* Entries shown *

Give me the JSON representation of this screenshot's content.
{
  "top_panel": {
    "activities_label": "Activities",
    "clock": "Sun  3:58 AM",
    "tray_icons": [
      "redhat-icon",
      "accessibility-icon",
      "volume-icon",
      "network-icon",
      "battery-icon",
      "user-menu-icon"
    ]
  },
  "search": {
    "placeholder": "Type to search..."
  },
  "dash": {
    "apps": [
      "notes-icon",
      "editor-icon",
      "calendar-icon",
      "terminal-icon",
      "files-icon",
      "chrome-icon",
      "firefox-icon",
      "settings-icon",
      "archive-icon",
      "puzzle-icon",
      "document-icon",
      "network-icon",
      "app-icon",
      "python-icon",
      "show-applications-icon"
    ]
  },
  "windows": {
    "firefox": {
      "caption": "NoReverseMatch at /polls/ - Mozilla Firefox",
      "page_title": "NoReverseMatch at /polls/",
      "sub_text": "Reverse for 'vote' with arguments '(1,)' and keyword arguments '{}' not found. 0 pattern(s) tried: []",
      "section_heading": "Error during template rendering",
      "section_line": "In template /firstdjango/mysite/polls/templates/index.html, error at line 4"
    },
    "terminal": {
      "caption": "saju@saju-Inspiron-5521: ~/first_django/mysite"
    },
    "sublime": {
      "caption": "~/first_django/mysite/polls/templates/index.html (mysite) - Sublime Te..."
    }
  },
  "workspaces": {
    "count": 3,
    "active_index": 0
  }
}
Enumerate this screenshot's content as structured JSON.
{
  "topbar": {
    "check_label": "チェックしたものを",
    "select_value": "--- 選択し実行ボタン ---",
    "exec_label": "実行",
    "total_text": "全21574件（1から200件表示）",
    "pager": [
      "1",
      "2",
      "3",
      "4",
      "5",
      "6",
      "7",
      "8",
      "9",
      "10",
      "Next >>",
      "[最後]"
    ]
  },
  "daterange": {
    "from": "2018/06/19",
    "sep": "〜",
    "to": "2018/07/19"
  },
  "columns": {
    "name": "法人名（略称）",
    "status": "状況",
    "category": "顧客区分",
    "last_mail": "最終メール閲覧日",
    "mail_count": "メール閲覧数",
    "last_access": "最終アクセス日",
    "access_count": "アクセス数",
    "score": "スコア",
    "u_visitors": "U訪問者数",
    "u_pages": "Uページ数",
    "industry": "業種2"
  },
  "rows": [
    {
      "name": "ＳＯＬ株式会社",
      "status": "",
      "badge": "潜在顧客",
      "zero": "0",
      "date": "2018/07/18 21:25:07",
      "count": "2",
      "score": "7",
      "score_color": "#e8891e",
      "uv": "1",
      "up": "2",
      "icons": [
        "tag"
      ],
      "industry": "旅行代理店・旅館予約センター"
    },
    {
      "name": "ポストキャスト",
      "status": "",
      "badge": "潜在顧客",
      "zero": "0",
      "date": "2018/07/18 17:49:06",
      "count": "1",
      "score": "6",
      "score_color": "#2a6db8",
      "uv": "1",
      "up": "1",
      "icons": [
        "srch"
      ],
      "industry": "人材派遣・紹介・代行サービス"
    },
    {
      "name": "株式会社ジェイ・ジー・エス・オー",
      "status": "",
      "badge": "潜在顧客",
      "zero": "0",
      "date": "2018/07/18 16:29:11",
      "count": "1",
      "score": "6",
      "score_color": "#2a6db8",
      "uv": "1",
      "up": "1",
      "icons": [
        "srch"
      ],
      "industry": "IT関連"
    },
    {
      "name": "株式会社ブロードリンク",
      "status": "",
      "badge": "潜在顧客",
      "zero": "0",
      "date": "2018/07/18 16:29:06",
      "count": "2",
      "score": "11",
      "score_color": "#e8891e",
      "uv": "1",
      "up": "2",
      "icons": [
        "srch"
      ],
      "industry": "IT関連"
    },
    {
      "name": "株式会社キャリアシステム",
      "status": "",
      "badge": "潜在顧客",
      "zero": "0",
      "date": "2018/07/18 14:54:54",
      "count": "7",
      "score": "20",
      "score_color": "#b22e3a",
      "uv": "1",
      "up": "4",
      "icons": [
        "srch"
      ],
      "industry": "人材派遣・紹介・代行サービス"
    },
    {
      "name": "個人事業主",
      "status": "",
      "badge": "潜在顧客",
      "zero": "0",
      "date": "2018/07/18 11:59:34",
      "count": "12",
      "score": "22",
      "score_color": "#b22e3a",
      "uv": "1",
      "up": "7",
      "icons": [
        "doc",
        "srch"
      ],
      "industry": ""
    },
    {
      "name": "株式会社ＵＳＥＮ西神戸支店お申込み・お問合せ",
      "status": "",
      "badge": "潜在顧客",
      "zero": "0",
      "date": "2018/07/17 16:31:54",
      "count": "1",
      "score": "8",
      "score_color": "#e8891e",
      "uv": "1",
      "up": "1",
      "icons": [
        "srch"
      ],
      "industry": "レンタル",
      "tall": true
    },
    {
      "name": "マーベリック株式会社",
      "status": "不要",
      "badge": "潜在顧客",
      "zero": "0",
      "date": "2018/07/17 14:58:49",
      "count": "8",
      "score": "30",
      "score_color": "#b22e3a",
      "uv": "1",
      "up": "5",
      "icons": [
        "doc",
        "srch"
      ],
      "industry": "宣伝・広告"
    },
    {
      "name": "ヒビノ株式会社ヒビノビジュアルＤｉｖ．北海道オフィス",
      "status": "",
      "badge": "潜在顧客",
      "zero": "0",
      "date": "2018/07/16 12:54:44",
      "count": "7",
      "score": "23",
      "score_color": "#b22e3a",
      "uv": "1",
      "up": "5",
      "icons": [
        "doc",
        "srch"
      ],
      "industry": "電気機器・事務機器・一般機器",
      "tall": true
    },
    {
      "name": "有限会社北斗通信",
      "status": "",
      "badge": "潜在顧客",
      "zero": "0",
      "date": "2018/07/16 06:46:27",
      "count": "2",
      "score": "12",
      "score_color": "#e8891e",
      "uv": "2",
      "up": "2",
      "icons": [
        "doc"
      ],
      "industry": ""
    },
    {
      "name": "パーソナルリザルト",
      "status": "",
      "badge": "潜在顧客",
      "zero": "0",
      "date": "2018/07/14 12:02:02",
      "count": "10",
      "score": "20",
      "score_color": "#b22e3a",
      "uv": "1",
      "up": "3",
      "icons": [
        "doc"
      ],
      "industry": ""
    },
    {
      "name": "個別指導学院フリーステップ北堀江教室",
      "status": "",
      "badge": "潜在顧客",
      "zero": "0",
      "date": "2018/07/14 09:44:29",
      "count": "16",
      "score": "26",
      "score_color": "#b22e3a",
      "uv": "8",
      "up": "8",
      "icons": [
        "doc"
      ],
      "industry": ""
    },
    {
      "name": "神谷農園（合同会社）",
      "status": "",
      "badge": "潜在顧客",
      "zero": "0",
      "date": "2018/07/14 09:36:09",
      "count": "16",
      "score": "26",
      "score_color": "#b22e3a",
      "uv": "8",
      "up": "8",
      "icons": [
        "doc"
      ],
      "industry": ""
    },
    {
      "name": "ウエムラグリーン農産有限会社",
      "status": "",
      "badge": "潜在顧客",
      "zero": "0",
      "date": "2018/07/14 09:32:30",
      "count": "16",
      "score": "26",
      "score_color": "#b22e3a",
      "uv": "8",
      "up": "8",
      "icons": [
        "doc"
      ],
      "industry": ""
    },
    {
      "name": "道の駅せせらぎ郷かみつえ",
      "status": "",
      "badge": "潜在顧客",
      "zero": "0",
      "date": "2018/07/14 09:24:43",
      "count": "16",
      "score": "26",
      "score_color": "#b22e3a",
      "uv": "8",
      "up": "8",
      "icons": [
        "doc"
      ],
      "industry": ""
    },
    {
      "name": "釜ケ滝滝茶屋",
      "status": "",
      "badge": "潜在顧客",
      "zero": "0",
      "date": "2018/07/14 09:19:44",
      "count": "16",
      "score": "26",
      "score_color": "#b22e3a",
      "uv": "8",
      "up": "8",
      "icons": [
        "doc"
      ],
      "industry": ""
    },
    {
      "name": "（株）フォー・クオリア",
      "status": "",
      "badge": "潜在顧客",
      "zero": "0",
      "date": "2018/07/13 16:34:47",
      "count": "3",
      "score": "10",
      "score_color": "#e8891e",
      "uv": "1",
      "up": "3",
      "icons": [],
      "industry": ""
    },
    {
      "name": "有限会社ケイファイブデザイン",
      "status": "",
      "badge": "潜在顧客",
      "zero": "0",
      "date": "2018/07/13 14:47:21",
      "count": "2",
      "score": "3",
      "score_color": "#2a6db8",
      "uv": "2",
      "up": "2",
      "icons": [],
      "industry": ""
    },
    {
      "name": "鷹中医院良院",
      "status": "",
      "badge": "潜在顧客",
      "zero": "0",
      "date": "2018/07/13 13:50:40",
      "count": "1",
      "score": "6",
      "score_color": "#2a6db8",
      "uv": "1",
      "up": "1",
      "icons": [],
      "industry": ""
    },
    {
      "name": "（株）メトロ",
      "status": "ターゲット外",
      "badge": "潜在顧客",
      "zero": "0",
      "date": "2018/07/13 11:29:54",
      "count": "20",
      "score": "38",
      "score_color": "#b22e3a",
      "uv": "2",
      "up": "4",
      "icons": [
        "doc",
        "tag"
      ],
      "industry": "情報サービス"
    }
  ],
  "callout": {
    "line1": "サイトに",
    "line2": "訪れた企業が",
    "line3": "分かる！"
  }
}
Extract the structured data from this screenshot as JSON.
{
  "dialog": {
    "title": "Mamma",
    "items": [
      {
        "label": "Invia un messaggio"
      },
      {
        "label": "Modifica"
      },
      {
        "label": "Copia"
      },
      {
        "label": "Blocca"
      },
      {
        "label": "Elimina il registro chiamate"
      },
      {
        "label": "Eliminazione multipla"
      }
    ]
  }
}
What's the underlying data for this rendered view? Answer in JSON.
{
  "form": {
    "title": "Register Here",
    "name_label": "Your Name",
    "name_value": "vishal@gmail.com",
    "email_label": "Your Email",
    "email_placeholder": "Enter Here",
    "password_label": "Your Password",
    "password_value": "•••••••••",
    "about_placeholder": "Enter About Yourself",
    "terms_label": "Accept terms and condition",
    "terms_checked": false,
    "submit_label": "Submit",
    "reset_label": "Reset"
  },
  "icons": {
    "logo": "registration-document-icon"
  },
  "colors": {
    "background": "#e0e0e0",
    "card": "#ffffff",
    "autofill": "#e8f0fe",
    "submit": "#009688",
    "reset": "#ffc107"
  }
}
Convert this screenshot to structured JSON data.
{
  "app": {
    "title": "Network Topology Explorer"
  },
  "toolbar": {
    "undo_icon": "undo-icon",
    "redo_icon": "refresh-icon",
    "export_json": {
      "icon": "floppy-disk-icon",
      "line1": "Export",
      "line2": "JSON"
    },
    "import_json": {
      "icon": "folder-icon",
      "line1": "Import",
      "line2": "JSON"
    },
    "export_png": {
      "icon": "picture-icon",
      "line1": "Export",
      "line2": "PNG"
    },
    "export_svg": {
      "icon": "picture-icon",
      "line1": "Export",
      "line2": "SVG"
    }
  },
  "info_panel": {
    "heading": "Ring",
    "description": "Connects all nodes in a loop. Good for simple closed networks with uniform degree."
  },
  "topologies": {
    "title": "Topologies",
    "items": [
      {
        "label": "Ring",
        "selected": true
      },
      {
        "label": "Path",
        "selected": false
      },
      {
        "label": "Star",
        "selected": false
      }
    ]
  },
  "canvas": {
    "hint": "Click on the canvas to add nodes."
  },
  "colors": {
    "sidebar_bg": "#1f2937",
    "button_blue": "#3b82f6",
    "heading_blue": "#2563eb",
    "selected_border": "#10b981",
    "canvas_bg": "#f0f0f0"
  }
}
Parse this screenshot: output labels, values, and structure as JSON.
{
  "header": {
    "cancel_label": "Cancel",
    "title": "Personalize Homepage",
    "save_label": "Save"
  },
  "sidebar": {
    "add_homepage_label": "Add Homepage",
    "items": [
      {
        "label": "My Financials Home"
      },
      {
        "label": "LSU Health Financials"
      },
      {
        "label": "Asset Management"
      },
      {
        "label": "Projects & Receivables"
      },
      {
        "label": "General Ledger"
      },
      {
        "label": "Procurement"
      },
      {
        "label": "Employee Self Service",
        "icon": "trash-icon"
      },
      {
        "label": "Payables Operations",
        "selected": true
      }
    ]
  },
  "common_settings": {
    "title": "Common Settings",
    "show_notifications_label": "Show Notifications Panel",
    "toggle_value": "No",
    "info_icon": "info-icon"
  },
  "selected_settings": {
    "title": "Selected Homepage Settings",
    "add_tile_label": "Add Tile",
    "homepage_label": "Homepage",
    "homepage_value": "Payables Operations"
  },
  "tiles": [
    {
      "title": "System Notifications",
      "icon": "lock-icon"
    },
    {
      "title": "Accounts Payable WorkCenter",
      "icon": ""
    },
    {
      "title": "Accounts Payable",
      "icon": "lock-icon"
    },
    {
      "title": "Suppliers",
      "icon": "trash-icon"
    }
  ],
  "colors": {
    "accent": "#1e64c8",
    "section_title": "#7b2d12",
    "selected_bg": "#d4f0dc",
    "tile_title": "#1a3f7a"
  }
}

* Task *
The word "document" may appear on some lines of these records; state how many such lines there are, and nothing else.

* Worked solution *
2